*TASK TO CARRY OUT*. Collect all lines from the listing that include the string "clouds".

----- DATA EXTRACT -----

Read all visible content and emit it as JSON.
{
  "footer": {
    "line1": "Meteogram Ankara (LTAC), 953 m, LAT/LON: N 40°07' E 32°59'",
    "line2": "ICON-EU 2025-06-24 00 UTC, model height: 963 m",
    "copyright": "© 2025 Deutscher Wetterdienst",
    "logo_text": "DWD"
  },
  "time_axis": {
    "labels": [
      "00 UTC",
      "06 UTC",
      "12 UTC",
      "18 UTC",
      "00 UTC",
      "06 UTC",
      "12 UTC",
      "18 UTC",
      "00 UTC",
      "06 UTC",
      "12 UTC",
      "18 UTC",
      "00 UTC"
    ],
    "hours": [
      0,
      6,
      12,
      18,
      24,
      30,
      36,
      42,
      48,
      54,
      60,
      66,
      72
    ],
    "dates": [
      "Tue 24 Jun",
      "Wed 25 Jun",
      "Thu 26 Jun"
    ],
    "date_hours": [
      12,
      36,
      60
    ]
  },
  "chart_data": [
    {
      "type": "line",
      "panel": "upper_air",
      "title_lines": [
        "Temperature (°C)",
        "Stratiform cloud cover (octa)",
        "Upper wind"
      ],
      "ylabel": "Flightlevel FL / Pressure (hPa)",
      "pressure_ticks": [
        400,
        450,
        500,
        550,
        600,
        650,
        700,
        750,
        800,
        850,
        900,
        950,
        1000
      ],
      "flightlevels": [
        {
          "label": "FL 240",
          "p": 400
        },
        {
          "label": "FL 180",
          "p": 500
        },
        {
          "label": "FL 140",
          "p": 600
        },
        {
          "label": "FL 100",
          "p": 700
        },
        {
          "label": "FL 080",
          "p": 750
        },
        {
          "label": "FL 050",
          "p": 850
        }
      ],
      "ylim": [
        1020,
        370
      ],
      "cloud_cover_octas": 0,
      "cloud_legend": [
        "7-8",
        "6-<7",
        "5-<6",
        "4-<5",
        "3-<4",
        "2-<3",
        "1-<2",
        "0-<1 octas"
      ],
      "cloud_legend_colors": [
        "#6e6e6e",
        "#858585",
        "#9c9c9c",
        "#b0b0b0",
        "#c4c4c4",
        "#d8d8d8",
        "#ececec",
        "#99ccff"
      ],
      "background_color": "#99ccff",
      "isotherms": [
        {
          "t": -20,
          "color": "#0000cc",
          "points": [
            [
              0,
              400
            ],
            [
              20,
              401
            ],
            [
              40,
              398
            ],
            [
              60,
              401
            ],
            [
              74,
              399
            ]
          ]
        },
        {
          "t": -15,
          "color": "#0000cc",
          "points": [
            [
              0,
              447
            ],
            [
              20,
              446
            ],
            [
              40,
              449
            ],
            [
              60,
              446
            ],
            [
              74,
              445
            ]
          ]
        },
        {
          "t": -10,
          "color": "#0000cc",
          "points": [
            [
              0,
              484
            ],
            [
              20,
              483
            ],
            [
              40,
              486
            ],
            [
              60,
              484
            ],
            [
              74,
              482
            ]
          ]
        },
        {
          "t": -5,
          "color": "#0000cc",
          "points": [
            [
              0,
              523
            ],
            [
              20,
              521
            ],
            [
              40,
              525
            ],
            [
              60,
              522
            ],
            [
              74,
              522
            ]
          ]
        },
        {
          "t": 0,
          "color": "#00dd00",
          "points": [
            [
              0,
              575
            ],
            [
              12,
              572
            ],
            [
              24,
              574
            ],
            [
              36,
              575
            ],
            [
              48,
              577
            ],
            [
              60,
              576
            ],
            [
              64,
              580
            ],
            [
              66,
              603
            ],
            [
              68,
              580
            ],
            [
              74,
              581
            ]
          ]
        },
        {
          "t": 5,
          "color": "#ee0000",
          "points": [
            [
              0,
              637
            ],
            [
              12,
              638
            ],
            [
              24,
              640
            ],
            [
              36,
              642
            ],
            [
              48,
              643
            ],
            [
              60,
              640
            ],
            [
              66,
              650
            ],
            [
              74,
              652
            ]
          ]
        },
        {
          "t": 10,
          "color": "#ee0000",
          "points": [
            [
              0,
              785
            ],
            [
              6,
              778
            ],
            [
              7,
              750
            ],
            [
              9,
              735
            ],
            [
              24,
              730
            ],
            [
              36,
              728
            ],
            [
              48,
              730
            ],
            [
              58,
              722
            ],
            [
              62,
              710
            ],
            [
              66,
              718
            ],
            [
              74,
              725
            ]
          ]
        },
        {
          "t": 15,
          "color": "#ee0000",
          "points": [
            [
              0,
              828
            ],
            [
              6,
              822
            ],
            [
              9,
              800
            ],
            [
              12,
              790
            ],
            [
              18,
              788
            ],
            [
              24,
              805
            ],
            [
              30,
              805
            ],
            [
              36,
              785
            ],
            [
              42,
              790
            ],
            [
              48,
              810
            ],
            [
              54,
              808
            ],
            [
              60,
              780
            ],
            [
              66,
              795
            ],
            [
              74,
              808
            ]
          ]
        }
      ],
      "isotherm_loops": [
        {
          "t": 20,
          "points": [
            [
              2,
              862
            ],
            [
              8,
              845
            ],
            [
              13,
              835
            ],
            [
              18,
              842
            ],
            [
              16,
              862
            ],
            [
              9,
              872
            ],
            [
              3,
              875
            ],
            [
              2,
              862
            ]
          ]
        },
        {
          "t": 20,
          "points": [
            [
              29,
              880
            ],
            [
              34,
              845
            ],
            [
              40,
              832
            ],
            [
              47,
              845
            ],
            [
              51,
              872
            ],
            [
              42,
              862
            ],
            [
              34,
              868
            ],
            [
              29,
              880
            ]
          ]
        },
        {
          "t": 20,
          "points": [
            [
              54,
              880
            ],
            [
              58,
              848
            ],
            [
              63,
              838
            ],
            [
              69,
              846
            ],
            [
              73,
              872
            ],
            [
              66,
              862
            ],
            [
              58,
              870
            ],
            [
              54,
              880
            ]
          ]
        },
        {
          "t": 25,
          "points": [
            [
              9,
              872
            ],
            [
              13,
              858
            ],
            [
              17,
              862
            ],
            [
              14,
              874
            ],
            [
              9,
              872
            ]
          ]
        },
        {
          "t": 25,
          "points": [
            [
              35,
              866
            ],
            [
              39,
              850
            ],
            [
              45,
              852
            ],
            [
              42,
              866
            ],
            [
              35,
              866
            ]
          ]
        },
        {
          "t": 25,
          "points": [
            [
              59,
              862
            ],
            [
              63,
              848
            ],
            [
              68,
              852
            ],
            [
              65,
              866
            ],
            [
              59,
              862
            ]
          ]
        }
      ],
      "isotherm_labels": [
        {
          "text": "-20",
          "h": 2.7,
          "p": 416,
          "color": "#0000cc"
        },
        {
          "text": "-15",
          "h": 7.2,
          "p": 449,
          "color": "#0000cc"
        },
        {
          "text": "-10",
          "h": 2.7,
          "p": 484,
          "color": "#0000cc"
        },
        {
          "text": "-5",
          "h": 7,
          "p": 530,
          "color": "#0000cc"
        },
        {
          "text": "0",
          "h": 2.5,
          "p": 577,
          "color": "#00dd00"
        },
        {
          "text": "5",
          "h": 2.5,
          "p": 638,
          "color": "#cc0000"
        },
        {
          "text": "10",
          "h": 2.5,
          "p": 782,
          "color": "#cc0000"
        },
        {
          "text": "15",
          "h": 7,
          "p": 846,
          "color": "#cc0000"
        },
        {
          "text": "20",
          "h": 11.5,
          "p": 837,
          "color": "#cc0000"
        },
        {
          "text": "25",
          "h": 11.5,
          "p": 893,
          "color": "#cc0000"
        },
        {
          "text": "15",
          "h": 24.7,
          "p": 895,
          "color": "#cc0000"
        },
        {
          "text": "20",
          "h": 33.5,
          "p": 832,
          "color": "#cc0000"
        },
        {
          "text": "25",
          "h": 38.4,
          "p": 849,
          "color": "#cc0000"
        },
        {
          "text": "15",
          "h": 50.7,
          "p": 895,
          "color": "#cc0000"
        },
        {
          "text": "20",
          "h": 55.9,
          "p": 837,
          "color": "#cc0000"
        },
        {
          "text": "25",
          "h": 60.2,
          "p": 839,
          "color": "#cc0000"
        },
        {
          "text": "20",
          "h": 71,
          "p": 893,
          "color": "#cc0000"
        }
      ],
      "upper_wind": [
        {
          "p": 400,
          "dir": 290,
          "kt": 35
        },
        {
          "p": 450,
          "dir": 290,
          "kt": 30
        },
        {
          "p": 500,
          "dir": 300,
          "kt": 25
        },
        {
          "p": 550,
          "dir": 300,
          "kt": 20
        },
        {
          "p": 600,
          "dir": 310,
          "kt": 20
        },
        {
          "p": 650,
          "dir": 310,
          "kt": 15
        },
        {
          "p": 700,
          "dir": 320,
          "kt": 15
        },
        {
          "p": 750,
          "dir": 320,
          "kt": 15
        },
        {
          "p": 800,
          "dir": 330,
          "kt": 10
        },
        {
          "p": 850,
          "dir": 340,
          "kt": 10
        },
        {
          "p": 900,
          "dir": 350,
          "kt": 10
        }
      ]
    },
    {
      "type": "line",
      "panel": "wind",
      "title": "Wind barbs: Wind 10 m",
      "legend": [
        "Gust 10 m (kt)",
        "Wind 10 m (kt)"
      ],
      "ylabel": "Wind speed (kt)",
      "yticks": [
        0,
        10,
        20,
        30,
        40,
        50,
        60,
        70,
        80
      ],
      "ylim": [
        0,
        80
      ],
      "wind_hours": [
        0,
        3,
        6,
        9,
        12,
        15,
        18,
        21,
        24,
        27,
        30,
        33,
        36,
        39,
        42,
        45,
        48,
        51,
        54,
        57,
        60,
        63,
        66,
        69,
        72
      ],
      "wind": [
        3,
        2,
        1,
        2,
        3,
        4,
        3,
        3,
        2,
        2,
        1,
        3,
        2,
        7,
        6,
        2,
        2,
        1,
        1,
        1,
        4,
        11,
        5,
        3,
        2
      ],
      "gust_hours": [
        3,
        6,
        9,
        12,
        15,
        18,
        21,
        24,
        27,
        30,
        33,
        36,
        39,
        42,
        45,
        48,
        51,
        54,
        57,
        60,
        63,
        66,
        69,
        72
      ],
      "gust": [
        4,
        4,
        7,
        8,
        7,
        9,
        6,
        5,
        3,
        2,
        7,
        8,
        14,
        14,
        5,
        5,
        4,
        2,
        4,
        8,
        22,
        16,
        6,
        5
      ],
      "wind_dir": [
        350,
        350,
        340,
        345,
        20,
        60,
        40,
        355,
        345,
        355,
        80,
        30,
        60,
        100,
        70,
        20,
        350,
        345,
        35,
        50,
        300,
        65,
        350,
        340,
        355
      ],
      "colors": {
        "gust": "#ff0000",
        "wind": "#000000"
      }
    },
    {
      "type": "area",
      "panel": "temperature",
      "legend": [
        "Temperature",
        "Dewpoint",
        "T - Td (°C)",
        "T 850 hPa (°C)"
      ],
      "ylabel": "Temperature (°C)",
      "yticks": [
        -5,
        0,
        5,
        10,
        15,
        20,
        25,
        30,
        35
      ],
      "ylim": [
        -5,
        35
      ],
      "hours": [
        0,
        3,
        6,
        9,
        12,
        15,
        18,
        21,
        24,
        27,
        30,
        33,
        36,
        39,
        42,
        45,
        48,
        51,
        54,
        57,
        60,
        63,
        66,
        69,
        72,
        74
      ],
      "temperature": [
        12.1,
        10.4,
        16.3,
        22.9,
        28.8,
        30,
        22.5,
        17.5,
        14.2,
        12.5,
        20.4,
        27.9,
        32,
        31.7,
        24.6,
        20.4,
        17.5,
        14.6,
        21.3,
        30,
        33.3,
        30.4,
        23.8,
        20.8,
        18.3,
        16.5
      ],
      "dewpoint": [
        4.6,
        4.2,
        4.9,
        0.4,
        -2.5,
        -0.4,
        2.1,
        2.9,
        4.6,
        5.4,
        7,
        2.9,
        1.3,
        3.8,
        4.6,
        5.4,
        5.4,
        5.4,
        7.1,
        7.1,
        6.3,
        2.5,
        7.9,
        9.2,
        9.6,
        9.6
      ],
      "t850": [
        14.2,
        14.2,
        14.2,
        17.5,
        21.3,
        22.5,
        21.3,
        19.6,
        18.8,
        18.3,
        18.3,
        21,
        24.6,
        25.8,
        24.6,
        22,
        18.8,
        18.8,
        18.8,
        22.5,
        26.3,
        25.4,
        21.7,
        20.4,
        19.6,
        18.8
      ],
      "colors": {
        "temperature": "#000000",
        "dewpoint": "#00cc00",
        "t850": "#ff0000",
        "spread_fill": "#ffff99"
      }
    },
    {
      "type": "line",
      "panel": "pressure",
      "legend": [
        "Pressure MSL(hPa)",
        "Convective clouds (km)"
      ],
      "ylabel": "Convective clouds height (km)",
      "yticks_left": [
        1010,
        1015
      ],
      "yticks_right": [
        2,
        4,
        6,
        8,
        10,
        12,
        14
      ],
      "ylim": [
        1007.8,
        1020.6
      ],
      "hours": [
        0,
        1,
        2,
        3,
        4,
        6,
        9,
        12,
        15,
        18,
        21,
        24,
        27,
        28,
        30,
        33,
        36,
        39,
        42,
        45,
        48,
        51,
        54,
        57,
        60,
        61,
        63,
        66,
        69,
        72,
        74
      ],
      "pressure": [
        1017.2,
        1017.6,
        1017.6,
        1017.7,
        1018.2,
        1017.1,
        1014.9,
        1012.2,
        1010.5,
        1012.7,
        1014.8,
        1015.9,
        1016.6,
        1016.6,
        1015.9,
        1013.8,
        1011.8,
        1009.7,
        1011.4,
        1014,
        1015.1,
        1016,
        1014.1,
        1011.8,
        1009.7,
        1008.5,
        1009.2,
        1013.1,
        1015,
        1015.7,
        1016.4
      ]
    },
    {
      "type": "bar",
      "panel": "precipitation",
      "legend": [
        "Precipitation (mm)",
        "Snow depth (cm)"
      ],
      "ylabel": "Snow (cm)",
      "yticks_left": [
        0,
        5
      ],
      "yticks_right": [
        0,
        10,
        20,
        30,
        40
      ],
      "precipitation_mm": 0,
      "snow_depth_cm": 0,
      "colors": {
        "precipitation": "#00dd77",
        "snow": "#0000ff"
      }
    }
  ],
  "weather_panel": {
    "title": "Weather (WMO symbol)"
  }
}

-----

*REPLY TO THE TASK*.
        "Convective clouds (km)"
      "ylabel": "Convective clouds height (km)",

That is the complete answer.